Below is a set of records. Repeat all of them exactly.

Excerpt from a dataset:
* * * * * * * * *

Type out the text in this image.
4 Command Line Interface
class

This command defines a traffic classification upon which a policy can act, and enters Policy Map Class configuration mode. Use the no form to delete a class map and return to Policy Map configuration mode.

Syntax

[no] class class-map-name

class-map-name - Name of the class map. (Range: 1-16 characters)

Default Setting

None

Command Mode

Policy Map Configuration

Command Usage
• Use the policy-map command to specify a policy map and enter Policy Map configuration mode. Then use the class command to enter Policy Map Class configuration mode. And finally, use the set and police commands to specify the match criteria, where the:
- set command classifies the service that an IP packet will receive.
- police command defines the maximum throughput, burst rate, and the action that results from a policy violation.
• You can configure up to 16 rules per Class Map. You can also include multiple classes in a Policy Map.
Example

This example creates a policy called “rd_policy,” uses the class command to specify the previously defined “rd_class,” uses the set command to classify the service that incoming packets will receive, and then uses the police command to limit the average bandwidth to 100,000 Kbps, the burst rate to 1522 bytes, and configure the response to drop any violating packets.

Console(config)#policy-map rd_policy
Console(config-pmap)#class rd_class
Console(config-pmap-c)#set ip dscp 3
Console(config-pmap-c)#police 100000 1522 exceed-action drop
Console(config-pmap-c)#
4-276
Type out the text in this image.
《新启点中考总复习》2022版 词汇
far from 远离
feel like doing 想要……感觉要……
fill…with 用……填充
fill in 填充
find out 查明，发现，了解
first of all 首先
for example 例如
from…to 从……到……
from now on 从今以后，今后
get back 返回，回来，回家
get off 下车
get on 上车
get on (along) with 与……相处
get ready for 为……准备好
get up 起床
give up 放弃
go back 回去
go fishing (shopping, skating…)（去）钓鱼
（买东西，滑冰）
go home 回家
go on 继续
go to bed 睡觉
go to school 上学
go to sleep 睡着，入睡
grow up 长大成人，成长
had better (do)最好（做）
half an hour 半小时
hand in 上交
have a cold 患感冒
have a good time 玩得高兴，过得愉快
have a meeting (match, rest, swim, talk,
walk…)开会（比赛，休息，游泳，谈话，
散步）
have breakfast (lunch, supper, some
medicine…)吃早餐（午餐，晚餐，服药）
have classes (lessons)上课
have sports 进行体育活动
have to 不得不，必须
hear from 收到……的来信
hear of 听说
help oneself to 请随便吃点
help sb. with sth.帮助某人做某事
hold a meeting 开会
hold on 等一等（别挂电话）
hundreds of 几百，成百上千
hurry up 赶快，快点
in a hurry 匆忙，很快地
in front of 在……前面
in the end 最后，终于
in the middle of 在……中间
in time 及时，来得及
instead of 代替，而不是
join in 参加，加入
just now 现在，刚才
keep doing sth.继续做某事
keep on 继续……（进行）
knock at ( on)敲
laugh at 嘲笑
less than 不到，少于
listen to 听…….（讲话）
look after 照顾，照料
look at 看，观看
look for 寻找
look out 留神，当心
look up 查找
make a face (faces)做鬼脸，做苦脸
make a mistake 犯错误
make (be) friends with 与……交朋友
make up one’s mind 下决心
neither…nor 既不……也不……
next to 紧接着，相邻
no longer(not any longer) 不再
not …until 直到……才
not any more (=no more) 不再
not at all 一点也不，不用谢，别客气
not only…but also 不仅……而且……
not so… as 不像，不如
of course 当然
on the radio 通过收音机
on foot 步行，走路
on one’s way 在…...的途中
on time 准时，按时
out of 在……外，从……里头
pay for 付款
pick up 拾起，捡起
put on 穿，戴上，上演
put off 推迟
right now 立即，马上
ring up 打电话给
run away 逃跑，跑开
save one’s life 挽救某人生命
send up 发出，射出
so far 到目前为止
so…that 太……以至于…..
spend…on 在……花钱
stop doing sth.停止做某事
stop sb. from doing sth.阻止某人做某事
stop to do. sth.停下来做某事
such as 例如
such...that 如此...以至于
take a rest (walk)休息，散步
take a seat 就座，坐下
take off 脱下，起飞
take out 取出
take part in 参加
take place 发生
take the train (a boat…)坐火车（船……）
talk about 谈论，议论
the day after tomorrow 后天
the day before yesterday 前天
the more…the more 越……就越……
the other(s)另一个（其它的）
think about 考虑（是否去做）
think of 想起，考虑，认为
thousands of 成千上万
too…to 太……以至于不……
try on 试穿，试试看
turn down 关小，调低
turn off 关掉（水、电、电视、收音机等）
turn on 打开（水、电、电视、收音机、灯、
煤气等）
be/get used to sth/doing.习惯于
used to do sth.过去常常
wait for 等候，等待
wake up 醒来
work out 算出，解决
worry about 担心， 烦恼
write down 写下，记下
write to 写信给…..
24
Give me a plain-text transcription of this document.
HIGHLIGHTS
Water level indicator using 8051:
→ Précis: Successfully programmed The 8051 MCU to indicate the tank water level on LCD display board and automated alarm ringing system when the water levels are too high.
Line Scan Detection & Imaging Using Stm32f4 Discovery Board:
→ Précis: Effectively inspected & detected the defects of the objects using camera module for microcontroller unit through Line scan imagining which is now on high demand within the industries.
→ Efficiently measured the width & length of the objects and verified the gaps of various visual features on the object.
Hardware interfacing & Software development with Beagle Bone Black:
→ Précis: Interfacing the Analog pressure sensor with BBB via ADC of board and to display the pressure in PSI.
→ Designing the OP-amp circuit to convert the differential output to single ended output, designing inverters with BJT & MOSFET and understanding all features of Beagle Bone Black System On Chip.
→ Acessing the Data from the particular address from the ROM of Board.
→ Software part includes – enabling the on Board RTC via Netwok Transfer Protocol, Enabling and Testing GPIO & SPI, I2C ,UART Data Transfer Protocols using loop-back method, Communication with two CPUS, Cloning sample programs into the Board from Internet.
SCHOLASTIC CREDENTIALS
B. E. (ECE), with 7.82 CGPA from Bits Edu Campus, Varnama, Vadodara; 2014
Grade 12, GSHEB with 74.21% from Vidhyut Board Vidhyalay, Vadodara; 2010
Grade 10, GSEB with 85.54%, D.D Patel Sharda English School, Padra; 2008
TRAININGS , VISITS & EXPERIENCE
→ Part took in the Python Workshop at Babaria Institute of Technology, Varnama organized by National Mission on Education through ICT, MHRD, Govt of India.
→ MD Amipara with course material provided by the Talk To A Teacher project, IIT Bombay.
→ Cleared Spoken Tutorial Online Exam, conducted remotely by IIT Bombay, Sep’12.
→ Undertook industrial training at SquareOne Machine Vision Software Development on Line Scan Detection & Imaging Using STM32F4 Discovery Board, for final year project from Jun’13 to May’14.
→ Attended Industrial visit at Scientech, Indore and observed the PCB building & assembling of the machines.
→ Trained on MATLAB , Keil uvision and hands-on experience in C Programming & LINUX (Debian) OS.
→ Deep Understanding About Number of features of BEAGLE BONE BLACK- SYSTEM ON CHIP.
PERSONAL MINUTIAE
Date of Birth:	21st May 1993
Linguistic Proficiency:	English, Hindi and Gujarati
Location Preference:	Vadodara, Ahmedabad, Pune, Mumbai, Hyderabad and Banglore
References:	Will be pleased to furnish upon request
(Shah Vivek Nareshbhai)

* * * * * * * * *

■ FULL OUTPUT ■
Type out the text in this image.
4 Command Line Interface
class

This command defines a traffic classification upon which a policy can act, and enters Policy Map Class configuration mode. Use the no form to delete a class map and return to Policy Map configuration mode.

Syntax

[no] class class-map-name

class-map-name - Name of the class map. (Range: 1-16 characters)

Default Setting

None

Command Mode

Policy Map Configuration

Command Usage
• Use the policy-map command to specify a policy map and enter Policy Map configuration mode. Then use the class command to enter Policy Map Class configuration mode. And finally, use the set and police commands to specify the match criteria, where the:
- set command classifies the service that an IP packet will receive.
- police command defines the maximum throughput, burst rate, and the action that results from a policy violation.
• You can configure up to 16 rules per Class Map. You can also include multiple classes in a Policy Map.
Example

This example creates a policy called “rd_policy,” uses the class command to specify the previously defined “rd_class,” uses the set command to classify the service that incoming packets will receive, and then uses the police command to limit the average bandwidth to 100,000 Kbps, the burst rate to 1522 bytes, and configure the response to drop any violating packets.

Console(config)#policy-map rd_policy
Console(config-pmap)#class rd_class
Console(config-pmap-c)#set ip dscp 3
Console(config-pmap-c)#police 100000 1522 exceed-action drop
Console(config-pmap-c)#
4-276
Type out the text in this image.
《新启点中考总复习》2022版 词汇
far from 远离
feel like doing 想要……感觉要……
fill…with 用……填充
fill in 填充
find out 查明，发现，了解
first of all 首先
for example 例如
from…to 从……到……
from now on 从今以后，今后
get back 返回，回来，回家
get off 下车
get on 上车
get on (along) with 与……相处
get ready for 为……准备好
get up 起床
give up 放弃
go back 回去
go fishing (shopping, skating…)（去）钓鱼
（买东西，滑冰）
go home 回家
go on 继续
go to bed 睡觉
go to school 上学
go to sleep 睡着，入睡
grow up 长大成人，成长
had better (do)最好（做）
half an hour 半小时
hand in 上交
have a cold 患感冒
have a good time 玩得高兴，过得愉快
have a meeting (match, rest, swim, talk,
walk…)开会（比赛，休息，游泳，谈话，
散步）
have breakfast (lunch, supper, some
medicine…)吃早餐（午餐，晚餐，服药）
have classes (lessons)上课
have sports 进行体育活动
have to 不得不，必须
hear from 收到……的来信
hear of 听说
help oneself to 请随便吃点
help sb. with sth.帮助某人做某事
hold a meeting 开会
hold on 等一等（别挂电话）
hundreds of 几百，成百上千
hurry up 赶快，快点
in a hurry 匆忙，很快地
in front of 在……前面
in the end 最后，终于
in the middle of 在……中间
in time 及时，来得及
instead of 代替，而不是
join in 参加，加入
just now 现在，刚才
keep doing sth.继续做某事
keep on 继续……（进行）
knock at ( on)敲
laugh at 嘲笑
less than 不到，少于
listen to 听…….（讲话）
look after 照顾，照料
look at 看，观看
look for 寻找
look out 留神，当心
look up 查找
make a face (faces)做鬼脸，做苦脸
make a mistake 犯错误
make (be) friends with 与……交朋友
make up one’s mind 下决心
neither…nor 既不……也不……
next to 紧接着，相邻
no longer(not any longer) 不再
not …until 直到……才
not any more (=no more) 不再
not at all 一点也不，不用谢，别客气
not only…but also 不仅……而且……
not so… as 不像，不如
of course 当然
on the radio 通过收音机
on foot 步行，走路
on one’s way 在…...的途中
on time 准时，按时
out of 在……外，从……里头
pay for 付款
pick up 拾起，捡起
put on 穿，戴上，上演
put off 推迟
right now 立即，马上
ring up 打电话给
run away 逃跑，跑开
save one’s life 挽救某人生命
send up 发出，射出
so far 到目前为止
so…that 太……以至于…..
spend…on 在……花钱
stop doing sth.停止做某事
stop sb. from doing sth.阻止某人做某事
stop to do. sth.停下来做某事
such as 例如
such...that 如此...以至于
take a rest (walk)休息，散步
take a seat 就座，坐下
take off 脱下，起飞
take out 取出
take part in 参加
take place 发生
take the train (a boat…)坐火车（船……）
talk about 谈论，议论
the day after tomorrow 后天
the day before yesterday 前天
the more…the more 越……就越……
the other(s)另一个（其它的）
think about 考虑（是否去做）
think of 想起，考虑，认为
thousands of 成千上万
too…to 太……以至于不……
try on 试穿，试试看
turn down 关小，调低
turn off 关掉（水、电、电视、收音机等）
turn on 打开（水、电、电视、收音机、灯、
煤气等）
be/get used to sth/doing.习惯于
used to do sth.过去常常
wait for 等候，等待
wake up 醒来
work out 算出，解决
worry about 担心， 烦恼
write down 写下，记下
write to 写信给…..
24
Give me a plain-text transcription of this document.
HIGHLIGHTS
Water level indicator using 8051:
→ Précis: Successfully programmed The 8051 MCU to indicate the tank water level on LCD display board and automated alarm ringing system when the water levels are too high.
Line Scan Detection & Imaging Using Stm32f4 Discovery Board:
→ Précis: Effectively inspected & detected the defects of the objects using camera module for microcontroller unit through Line scan imagining which is now on high demand within the industries.
→ Efficiently measured the width & length of the objects and verified the gaps of various visual features on the object.
Hardware interfacing & Software development with Beagle Bone Black:
→ Précis: Interfacing the Analog pressure sensor with BBB via ADC of board and to display the pressure in PSI.
→ Designing the OP-amp circuit to convert the differential output to single ended output, designing inverters with BJT & MOSFET and understanding all features of Beagle Bone Black System On Chip.
→ Acessing the Data from the particular address from the ROM of Board.
→ Software part includes – enabling the on Board RTC via Netwok Transfer Protocol, Enabling and Testing GPIO & SPI, I2C ,UART Data Transfer Protocols using loop-back method, Communication with two CPUS, Cloning sample programs into the Board from Internet.
SCHOLASTIC CREDENTIALS
B. E. (ECE), with 7.82 CGPA from Bits Edu Campus, Varnama, Vadodara; 2014
Grade 12, GSHEB with 74.21% from Vidhyut Board Vidhyalay, Vadodara; 2010
Grade 10, GSEB with 85.54%, D.D Patel Sharda English School, Padra; 2008
TRAININGS , VISITS & EXPERIENCE
→ Part took in the Python Workshop at Babaria Institute of Technology, Varnama organized by National Mission on Education through ICT, MHRD, Govt of India.
→ MD Amipara with course material provided by the Talk To A Teacher project, IIT Bombay.
→ Cleared Spoken Tutorial Online Exam, conducted remotely by IIT Bombay, Sep’12.
→ Undertook industrial training at SquareOne Machine Vision Software Development on Line Scan Detection & Imaging Using STM32F4 Discovery Board, for final year project from Jun’13 to May’14.
→ Attended Industrial visit at Scientech, Indore and observed the PCB building & assembling of the machines.
→ Trained on MATLAB , Keil uvision and hands-on experience in C Programming & LINUX (Debian) OS.
→ Deep Understanding About Number of features of BEAGLE BONE BLACK- SYSTEM ON CHIP.
PERSONAL MINUTIAE
Date of Birth:	21st May 1993
Linguistic Proficiency:	English, Hindi and Gujarati
Location Preference:	Vadodara, Ahmedabad, Pune, Mumbai, Hyderabad and Banglore
References:	Will be pleased to furnish upon request
(Shah Vivek Nareshbhai)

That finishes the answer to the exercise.